*THE REQUEST*: Go through the material and pull out every line with the string "iPhone" in it.

□ □ □ □ □

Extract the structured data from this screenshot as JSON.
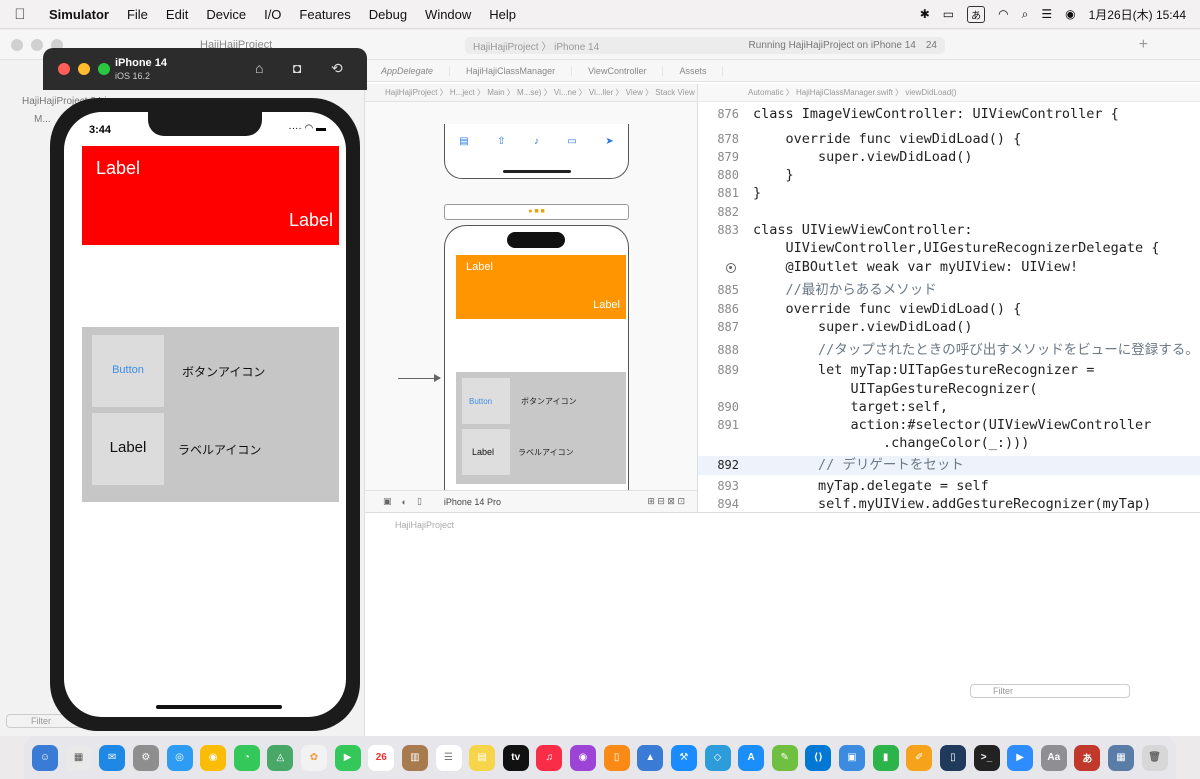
{
  "menubar": {
    "apple": "",
    "app_name": "Simulator",
    "items": [
      "File",
      "Edit",
      "Device",
      "I/O",
      "Features",
      "Debug",
      "Window",
      "Help"
    ],
    "ime": "あ",
    "date_time": "1月26日(木)  15:44"
  },
  "xcode": {
    "project_title": "HajiHajiProject",
    "scheme_target": "HajiHajiProject  〉 iPhone 14",
    "status_text": "Running HajiHajiProject on iPhone 14",
    "warnings": "24",
    "tabs": [
      "AppDelegate",
      "HajiHajiClassManager",
      "ViewController",
      "Assets"
    ],
    "navigator_rows": [
      "HajiHajiProject 24 issues",
      "M..."
    ],
    "storyboard_breadcrumb": "HajiHajiProject 〉 H...ject 〉 Main 〉 M...se) 〉 Vi...ne 〉 Vi...ller 〉 View 〉 Stack View",
    "code_breadcrumb": "Automatic 〉 HajiHajiClassManager.swift 〉 viewDidLoad()",
    "canvas_device": "iPhone 14 Pro",
    "filter_placeholder": "Filter",
    "debug_title": "HajiHajiProject",
    "storyboard": {
      "label_top": "Label",
      "label_bottom": "Label",
      "button": "Button",
      "button_caption": "ボタンアイコン",
      "label_cell": "Label",
      "label_caption": "ラベルアイコン"
    }
  },
  "code": {
    "lines": [
      {
        "num": "876",
        "text": "class ImageViewController: UIViewController {"
      },
      {
        "num": "878",
        "text": "    override func viewDidLoad() {"
      },
      {
        "num": "879",
        "text": "        super.viewDidLoad()"
      },
      {
        "num": "880",
        "text": "    }"
      },
      {
        "num": "881",
        "text": "}"
      },
      {
        "num": "882",
        "text": ""
      },
      {
        "num": "883",
        "text": "class UIViewViewController:"
      },
      {
        "num": "",
        "text": "    UIViewController,UIGestureRecognizerDelegate {"
      },
      {
        "num": "",
        "text": "    @IBOutlet weak var myUIView: UIView!"
      },
      {
        "num": "885",
        "text": "    //最初からあるメソッド"
      },
      {
        "num": "886",
        "text": "    override func viewDidLoad() {"
      },
      {
        "num": "887",
        "text": "        super.viewDidLoad()"
      },
      {
        "num": "888",
        "text": "        //タップされたときの呼び出すメソッドをビューに登録する。"
      },
      {
        "num": "889",
        "text": "        let myTap:UITapGestureRecognizer ="
      },
      {
        "num": "",
        "text": "            UITapGestureRecognizer("
      },
      {
        "num": "890",
        "text": "            target:self,"
      },
      {
        "num": "891",
        "text": "            action:#selector(UIViewViewController"
      },
      {
        "num": "",
        "text": "                .changeColor(_:)))"
      },
      {
        "num": "892",
        "text": "        // デリゲートをセット"
      },
      {
        "num": "893",
        "text": "        myTap.delegate = self"
      },
      {
        "num": "894",
        "text": "        self.myUIView.addGestureRecognizer(myTap)"
      }
    ]
  },
  "simulator": {
    "device": "iPhone 14",
    "os": "iOS 16.2",
    "time": "3:44",
    "red_label_1": "Label",
    "red_label_2": "Label",
    "button_text": "Button",
    "button_caption": "ボタンアイコン",
    "label_text": "Label",
    "label_caption": "ラベルアイコン"
  },
  "dock": {
    "calendar_day": "26",
    "ime": "あ"
  }
}
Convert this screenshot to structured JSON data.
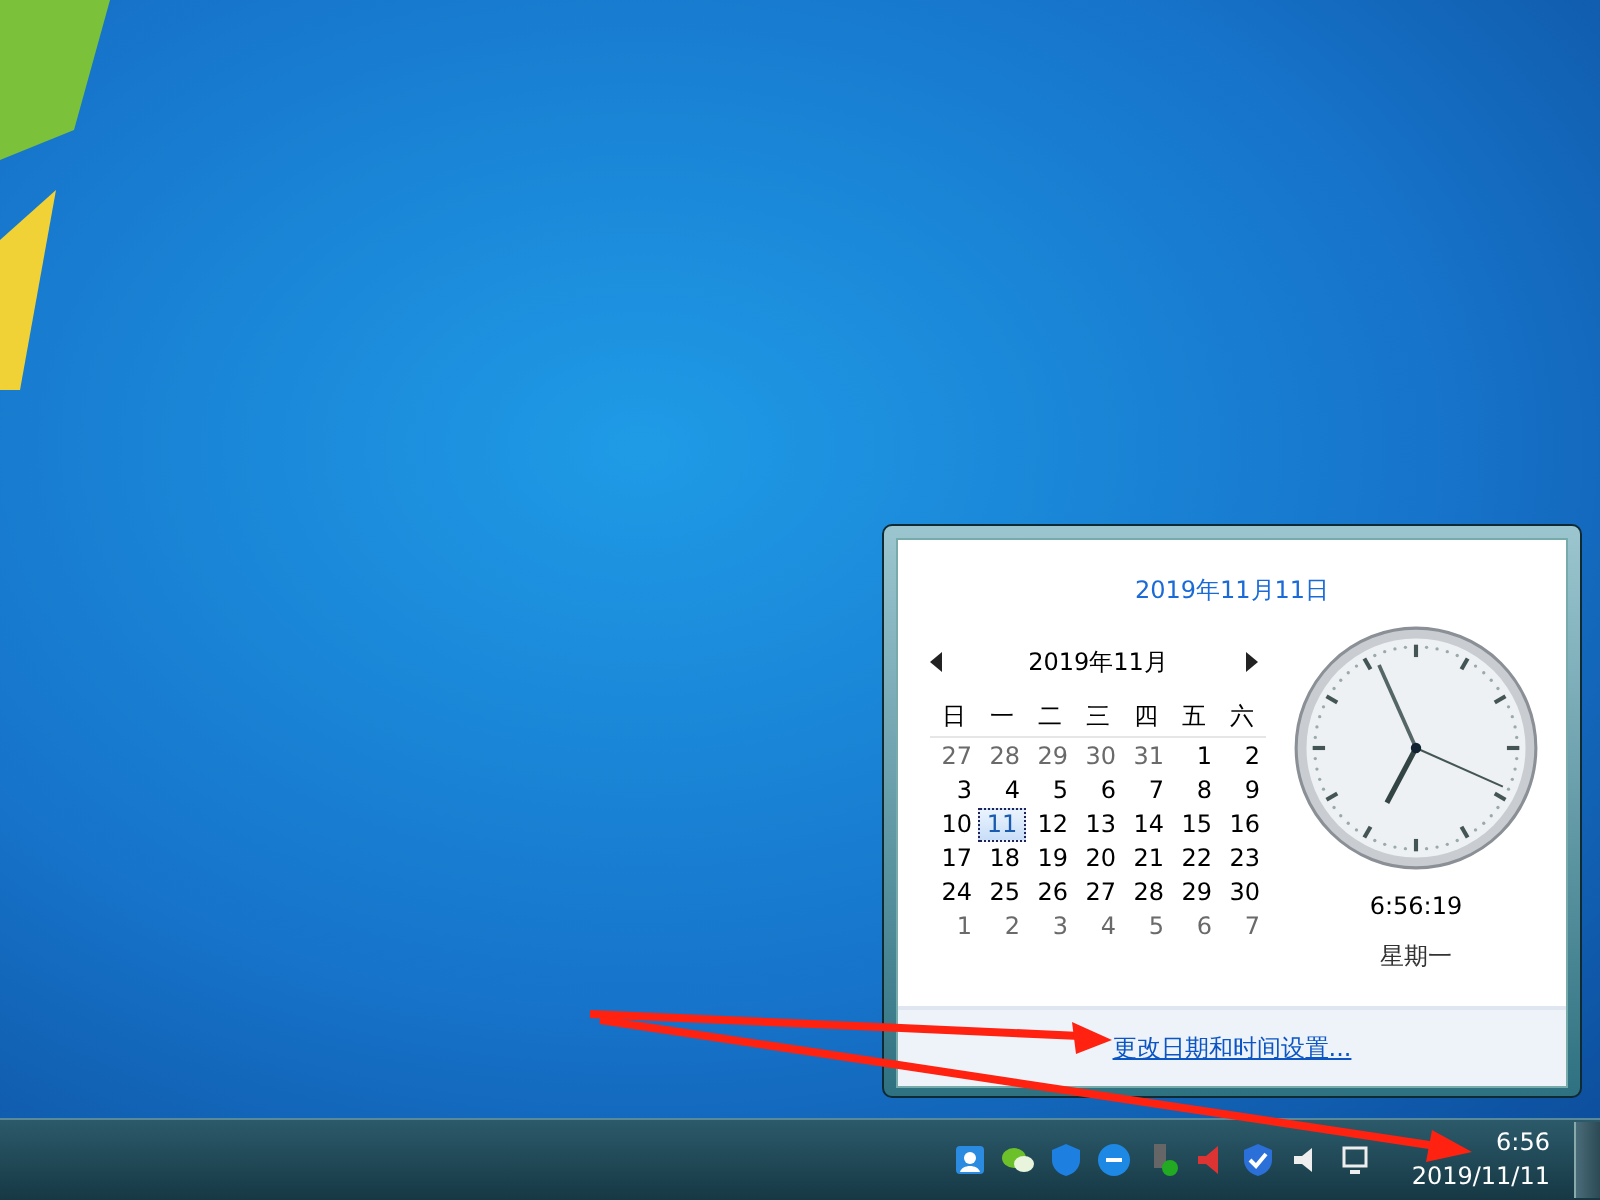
{
  "popup": {
    "full_date": "2019年11月11日",
    "month_title": "2019年11月",
    "weekdays": [
      "日",
      "一",
      "二",
      "三",
      "四",
      "五",
      "六"
    ],
    "weeks": [
      [
        {
          "day": "27",
          "kind": "other",
          "selected": false
        },
        {
          "day": "28",
          "kind": "other",
          "selected": false
        },
        {
          "day": "29",
          "kind": "other",
          "selected": false
        },
        {
          "day": "30",
          "kind": "other",
          "selected": false
        },
        {
          "day": "31",
          "kind": "other",
          "selected": false
        },
        {
          "day": "1",
          "kind": "current",
          "selected": false
        },
        {
          "day": "2",
          "kind": "current",
          "selected": false
        }
      ],
      [
        {
          "day": "3",
          "kind": "current",
          "selected": false
        },
        {
          "day": "4",
          "kind": "current",
          "selected": false
        },
        {
          "day": "5",
          "kind": "current",
          "selected": false
        },
        {
          "day": "6",
          "kind": "current",
          "selected": false
        },
        {
          "day": "7",
          "kind": "current",
          "selected": false
        },
        {
          "day": "8",
          "kind": "current",
          "selected": false
        },
        {
          "day": "9",
          "kind": "current",
          "selected": false
        }
      ],
      [
        {
          "day": "10",
          "kind": "current",
          "selected": false
        },
        {
          "day": "11",
          "kind": "current",
          "selected": true
        },
        {
          "day": "12",
          "kind": "current",
          "selected": false
        },
        {
          "day": "13",
          "kind": "current",
          "selected": false
        },
        {
          "day": "14",
          "kind": "current",
          "selected": false
        },
        {
          "day": "15",
          "kind": "current",
          "selected": false
        },
        {
          "day": "16",
          "kind": "current",
          "selected": false
        }
      ],
      [
        {
          "day": "17",
          "kind": "current",
          "selected": false
        },
        {
          "day": "18",
          "kind": "current",
          "selected": false
        },
        {
          "day": "19",
          "kind": "current",
          "selected": false
        },
        {
          "day": "20",
          "kind": "current",
          "selected": false
        },
        {
          "day": "21",
          "kind": "current",
          "selected": false
        },
        {
          "day": "22",
          "kind": "current",
          "selected": false
        },
        {
          "day": "23",
          "kind": "current",
          "selected": false
        }
      ],
      [
        {
          "day": "24",
          "kind": "current",
          "selected": false
        },
        {
          "day": "25",
          "kind": "current",
          "selected": false
        },
        {
          "day": "26",
          "kind": "current",
          "selected": false
        },
        {
          "day": "27",
          "kind": "current",
          "selected": false
        },
        {
          "day": "28",
          "kind": "current",
          "selected": false
        },
        {
          "day": "29",
          "kind": "current",
          "selected": false
        },
        {
          "day": "30",
          "kind": "current",
          "selected": false
        }
      ],
      [
        {
          "day": "1",
          "kind": "other",
          "selected": false
        },
        {
          "day": "2",
          "kind": "other",
          "selected": false
        },
        {
          "day": "3",
          "kind": "other",
          "selected": false
        },
        {
          "day": "4",
          "kind": "other",
          "selected": false
        },
        {
          "day": "5",
          "kind": "other",
          "selected": false
        },
        {
          "day": "6",
          "kind": "other",
          "selected": false
        },
        {
          "day": "7",
          "kind": "other",
          "selected": false
        }
      ]
    ],
    "time": "6:56:19",
    "weekday": "星期一",
    "settings_link": "更改日期和时间设置..."
  },
  "taskbar": {
    "time": "6:56",
    "date": "2019/11/11"
  }
}
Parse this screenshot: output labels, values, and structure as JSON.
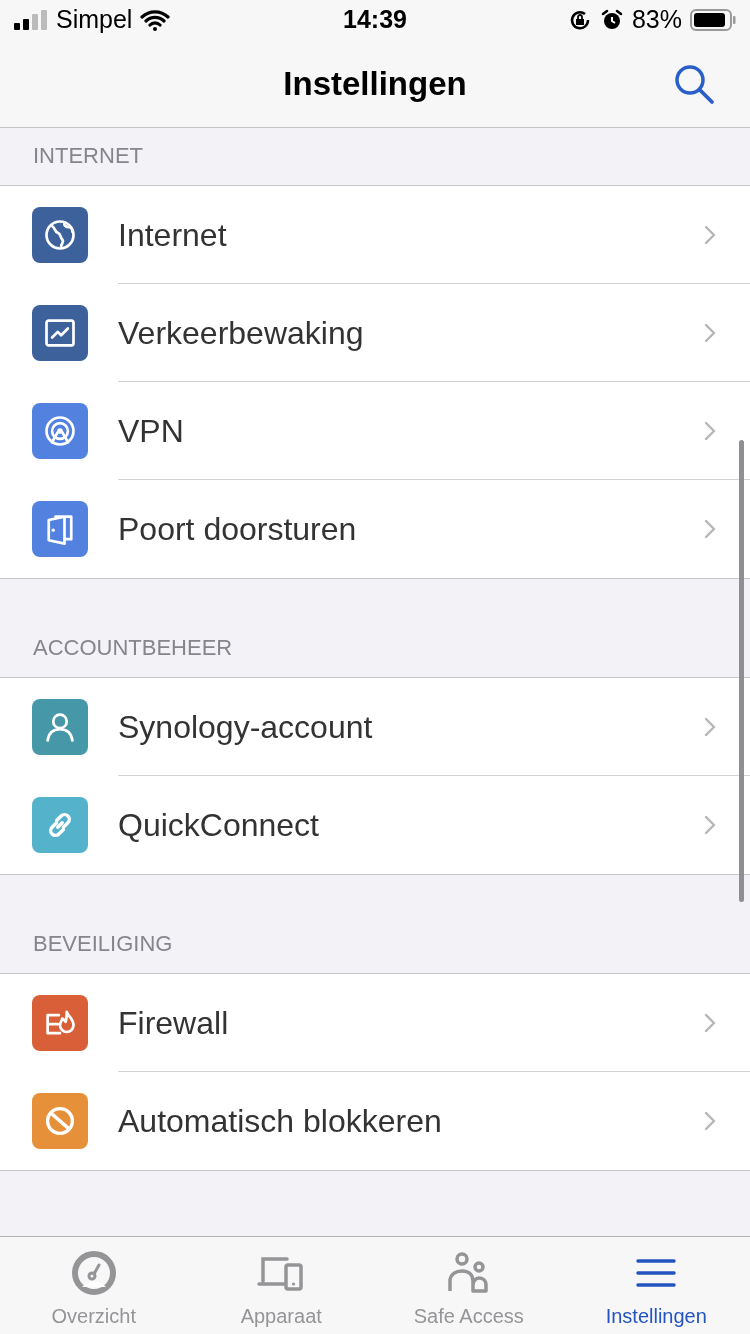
{
  "status_bar": {
    "carrier": "Simpel",
    "time": "14:39",
    "battery": "83%"
  },
  "nav": {
    "title": "Instellingen"
  },
  "sections": [
    {
      "header": "INTERNET",
      "items": [
        {
          "label": "Internet",
          "kind": "globe",
          "color": "#3d629b"
        },
        {
          "label": "Verkeerbewaking",
          "kind": "chart",
          "color": "#3d629b"
        },
        {
          "label": "VPN",
          "kind": "vpn",
          "color": "#5281e0"
        },
        {
          "label": "Poort doorsturen",
          "kind": "door",
          "color": "#5281e0"
        }
      ]
    },
    {
      "header": "ACCOUNTBEHEER",
      "items": [
        {
          "label": "Synology-account",
          "kind": "user",
          "color": "#4697a8"
        },
        {
          "label": "QuickConnect",
          "kind": "link",
          "color": "#54b3ca"
        }
      ]
    },
    {
      "header": "BEVEILIGING",
      "items": [
        {
          "label": "Firewall",
          "kind": "fire",
          "color": "#d95f39"
        },
        {
          "label": "Automatisch blokkeren",
          "kind": "block",
          "color": "#e6913a"
        }
      ]
    }
  ],
  "tabs": [
    {
      "label": "Overzicht",
      "kind": "gauge",
      "selected": false
    },
    {
      "label": "Apparaat",
      "kind": "devices",
      "selected": false
    },
    {
      "label": "Safe Access",
      "kind": "people",
      "selected": false
    },
    {
      "label": "Instellingen",
      "kind": "menu",
      "selected": true
    }
  ]
}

□ □ □ □ □

*OUTPUT OF THE TASK*:
    "scheme_target": "HajiHajiProject  〉 iPhone 14",
    "status_text": "Running HajiHajiProject on iPhone 14",
    "canvas_device": "iPhone 14 Pro",
    "device": "iPhone 14",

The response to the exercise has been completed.